Your task -
Lines containing the word "JSON" are to be located and copied.

Entries -

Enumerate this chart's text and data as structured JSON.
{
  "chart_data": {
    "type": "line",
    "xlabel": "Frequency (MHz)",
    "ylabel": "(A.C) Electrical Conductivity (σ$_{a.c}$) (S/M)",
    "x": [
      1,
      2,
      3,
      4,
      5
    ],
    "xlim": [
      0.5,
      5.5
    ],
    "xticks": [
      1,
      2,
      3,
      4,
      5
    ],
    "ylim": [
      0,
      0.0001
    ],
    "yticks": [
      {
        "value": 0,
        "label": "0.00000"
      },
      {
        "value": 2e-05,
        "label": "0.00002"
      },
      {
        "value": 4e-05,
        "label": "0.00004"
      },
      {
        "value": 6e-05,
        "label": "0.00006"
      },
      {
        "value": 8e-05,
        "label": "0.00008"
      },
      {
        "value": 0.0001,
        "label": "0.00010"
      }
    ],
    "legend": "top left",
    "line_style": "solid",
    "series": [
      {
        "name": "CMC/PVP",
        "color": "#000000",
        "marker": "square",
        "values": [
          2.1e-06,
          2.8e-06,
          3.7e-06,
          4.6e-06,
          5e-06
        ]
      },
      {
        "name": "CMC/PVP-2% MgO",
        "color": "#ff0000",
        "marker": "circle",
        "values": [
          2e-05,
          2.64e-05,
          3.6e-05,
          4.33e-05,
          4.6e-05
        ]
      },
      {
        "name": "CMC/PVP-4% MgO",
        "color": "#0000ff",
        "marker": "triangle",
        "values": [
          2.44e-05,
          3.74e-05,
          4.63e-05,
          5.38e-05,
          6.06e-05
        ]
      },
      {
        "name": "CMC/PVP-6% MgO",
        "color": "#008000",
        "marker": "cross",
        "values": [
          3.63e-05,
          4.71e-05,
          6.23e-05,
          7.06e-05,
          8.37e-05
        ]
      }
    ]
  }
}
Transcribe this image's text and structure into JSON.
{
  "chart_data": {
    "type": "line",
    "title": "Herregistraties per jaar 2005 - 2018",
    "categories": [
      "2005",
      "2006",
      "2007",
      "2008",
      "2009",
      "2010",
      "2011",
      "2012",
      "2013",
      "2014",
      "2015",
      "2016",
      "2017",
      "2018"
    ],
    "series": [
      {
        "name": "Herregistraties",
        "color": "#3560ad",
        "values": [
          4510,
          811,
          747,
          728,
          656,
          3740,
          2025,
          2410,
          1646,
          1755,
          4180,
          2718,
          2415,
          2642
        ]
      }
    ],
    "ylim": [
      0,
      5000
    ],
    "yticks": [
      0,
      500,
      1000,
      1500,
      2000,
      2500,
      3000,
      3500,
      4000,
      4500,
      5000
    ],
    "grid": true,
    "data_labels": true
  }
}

Answer to this task -
Enumerate this chart's text and data as structured JSON.
Transcribe this image's text and structure into JSON.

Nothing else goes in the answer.